* **PROBLEM DETAILS**: Write out the records below word for word, please.

--------------------

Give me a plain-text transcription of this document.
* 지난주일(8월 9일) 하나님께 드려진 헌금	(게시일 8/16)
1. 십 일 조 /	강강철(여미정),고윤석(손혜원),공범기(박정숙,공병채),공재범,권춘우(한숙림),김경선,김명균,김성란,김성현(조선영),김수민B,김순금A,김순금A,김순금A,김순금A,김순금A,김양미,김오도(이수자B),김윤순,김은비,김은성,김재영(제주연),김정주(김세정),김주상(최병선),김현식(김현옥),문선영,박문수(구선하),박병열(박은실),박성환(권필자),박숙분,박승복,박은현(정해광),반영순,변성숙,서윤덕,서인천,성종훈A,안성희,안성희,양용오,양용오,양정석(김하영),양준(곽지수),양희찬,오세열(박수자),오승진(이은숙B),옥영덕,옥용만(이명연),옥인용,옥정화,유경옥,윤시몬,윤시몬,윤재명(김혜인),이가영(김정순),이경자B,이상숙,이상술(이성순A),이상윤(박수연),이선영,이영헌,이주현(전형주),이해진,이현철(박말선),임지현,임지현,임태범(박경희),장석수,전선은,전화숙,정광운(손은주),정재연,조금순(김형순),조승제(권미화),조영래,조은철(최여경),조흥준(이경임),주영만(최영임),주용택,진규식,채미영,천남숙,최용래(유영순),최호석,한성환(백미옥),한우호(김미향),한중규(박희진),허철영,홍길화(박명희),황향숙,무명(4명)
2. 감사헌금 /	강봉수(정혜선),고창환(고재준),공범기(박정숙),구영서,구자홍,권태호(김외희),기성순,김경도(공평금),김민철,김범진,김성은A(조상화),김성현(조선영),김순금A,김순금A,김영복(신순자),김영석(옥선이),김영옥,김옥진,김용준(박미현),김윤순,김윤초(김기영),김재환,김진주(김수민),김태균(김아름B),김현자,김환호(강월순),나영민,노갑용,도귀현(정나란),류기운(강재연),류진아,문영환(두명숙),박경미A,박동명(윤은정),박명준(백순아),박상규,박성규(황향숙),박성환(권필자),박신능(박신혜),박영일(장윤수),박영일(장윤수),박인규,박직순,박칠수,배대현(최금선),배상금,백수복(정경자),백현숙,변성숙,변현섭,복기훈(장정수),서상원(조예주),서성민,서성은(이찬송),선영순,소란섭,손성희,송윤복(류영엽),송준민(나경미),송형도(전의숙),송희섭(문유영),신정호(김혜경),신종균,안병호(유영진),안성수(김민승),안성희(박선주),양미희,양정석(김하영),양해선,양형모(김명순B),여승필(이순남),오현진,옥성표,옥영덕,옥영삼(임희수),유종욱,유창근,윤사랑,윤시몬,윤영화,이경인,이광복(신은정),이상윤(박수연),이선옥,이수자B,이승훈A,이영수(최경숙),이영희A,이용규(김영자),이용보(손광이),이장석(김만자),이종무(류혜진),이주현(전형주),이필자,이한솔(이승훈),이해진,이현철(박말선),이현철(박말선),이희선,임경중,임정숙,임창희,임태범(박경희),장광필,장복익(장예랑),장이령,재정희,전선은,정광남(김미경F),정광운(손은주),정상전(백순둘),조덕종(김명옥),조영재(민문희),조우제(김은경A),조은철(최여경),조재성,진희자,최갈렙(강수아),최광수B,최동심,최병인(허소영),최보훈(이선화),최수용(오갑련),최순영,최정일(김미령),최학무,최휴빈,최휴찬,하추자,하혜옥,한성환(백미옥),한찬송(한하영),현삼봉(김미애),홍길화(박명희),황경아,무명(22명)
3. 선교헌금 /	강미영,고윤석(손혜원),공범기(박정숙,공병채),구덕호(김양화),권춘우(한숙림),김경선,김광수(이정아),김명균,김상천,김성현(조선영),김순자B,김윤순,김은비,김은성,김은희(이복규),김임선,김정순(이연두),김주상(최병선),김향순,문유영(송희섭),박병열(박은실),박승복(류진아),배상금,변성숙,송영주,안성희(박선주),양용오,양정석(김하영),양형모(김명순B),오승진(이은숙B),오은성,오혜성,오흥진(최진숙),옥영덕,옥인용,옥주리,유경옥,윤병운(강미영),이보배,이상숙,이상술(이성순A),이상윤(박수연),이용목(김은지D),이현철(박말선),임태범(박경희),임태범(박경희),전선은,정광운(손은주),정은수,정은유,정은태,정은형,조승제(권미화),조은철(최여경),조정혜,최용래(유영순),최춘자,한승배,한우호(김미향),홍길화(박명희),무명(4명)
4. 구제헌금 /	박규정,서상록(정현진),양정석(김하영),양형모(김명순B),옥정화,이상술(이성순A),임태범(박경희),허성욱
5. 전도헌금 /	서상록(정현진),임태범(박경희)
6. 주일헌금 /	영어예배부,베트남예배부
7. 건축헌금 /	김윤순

--------------------

* **FULL SOLUTION**:
Give me a plain-text transcription of this document.
* 지난주일(8월 9일) 하나님께 드려진 헌금	(게시일 8/16)
1. 십 일 조 /	강강철(여미정),고윤석(손혜원),공범기(박정숙,공병채),공재범,권춘우(한숙림),김경선,김명균,김성란,김성현(조선영),김수민B,김순금A,김순금A,김순금A,김순금A,김순금A,김양미,김오도(이수자B),김윤순,김은비,김은성,김재영(제주연),김정주(김세정),김주상(최병선),김현식(김현옥),문선영,박문수(구선하),박병열(박은실),박성환(권필자),박숙분,박승복,박은현(정해광),반영순,변성숙,서윤덕,서인천,성종훈A,안성희,안성희,양용오,양용오,양정석(김하영),양준(곽지수),양희찬,오세열(박수자),오승진(이은숙B),옥영덕,옥용만(이명연),옥인용,옥정화,유경옥,윤시몬,윤시몬,윤재명(김혜인),이가영(김정순),이경자B,이상숙,이상술(이성순A),이상윤(박수연),이선영,이영헌,이주현(전형주),이해진,이현철(박말선),임지현,임지현,임태범(박경희),장석수,전선은,전화숙,정광운(손은주),정재연,조금순(김형순),조승제(권미화),조영래,조은철(최여경),조흥준(이경임),주영만(최영임),주용택,진규식,채미영,천남숙,최용래(유영순),최호석,한성환(백미옥),한우호(김미향),한중규(박희진),허철영,홍길화(박명희),황향숙,무명(4명)
2. 감사헌금 /	강봉수(정혜선),고창환(고재준),공범기(박정숙),구영서,구자홍,권태호(김외희),기성순,김경도(공평금),김민철,김범진,김성은A(조상화),김성현(조선영),김순금A,김순금A,김영복(신순자),김영석(옥선이),김영옥,김옥진,김용준(박미현),김윤순,김윤초(김기영),김재환,김진주(김수민),김태균(김아름B),김현자,김환호(강월순),나영민,노갑용,도귀현(정나란),류기운(강재연),류진아,문영환(두명숙),박경미A,박동명(윤은정),박명준(백순아),박상규,박성규(황향숙),박성환(권필자),박신능(박신혜),박영일(장윤수),박영일(장윤수),박인규,박직순,박칠수,배대현(최금선),배상금,백수복(정경자),백현숙,변성숙,변현섭,복기훈(장정수),서상원(조예주),서성민,서성은(이찬송),선영순,소란섭,손성희,송윤복(류영엽),송준민(나경미),송형도(전의숙),송희섭(문유영),신정호(김혜경),신종균,안병호(유영진),안성수(김민승),안성희(박선주),양미희,양정석(김하영),양해선,양형모(김명순B),여승필(이순남),오현진,옥성표,옥영덕,옥영삼(임희수),유종욱,유창근,윤사랑,윤시몬,윤영화,이경인,이광복(신은정),이상윤(박수연),이선옥,이수자B,이승훈A,이영수(최경숙),이영희A,이용규(김영자),이용보(손광이),이장석(김만자),이종무(류혜진),이주현(전형주),이필자,이한솔(이승훈),이해진,이현철(박말선),이현철(박말선),이희선,임경중,임정숙,임창희,임태범(박경희),장광필,장복익(장예랑),장이령,재정희,전선은,정광남(김미경F),정광운(손은주),정상전(백순둘),조덕종(김명옥),조영재(민문희),조우제(김은경A),조은철(최여경),조재성,진희자,최갈렙(강수아),최광수B,최동심,최병인(허소영),최보훈(이선화),최수용(오갑련),최순영,최정일(김미령),최학무,최휴빈,최휴찬,하추자,하혜옥,한성환(백미옥),한찬송(한하영),현삼봉(김미애),홍길화(박명희),황경아,무명(22명)
3. 선교헌금 /	강미영,고윤석(손혜원),공범기(박정숙,공병채),구덕호(김양화),권춘우(한숙림),김경선,김광수(이정아),김명균,김상천,김성현(조선영),김순자B,김윤순,김은비,김은성,김은희(이복규),김임선,김정순(이연두),김주상(최병선),김향순,문유영(송희섭),박병열(박은실),박승복(류진아),배상금,변성숙,송영주,안성희(박선주),양용오,양정석(김하영),양형모(김명순B),오승진(이은숙B),오은성,오혜성,오흥진(최진숙),옥영덕,옥인용,옥주리,유경옥,윤병운(강미영),이보배,이상숙,이상술(이성순A),이상윤(박수연),이용목(김은지D),이현철(박말선),임태범(박경희),임태범(박경희),전선은,정광운(손은주),정은수,정은유,정은태,정은형,조승제(권미화),조은철(최여경),조정혜,최용래(유영순),최춘자,한승배,한우호(김미향),홍길화(박명희),무명(4명)
4. 구제헌금 /	박규정,서상록(정현진),양정석(김하영),양형모(김명순B),옥정화,이상술(이성순A),임태범(박경희),허성욱
5. 전도헌금 /	서상록(정현진),임태범(박경희)
6. 주일헌금 /	영어예배부,베트남예배부
7. 건축헌금 /	김윤순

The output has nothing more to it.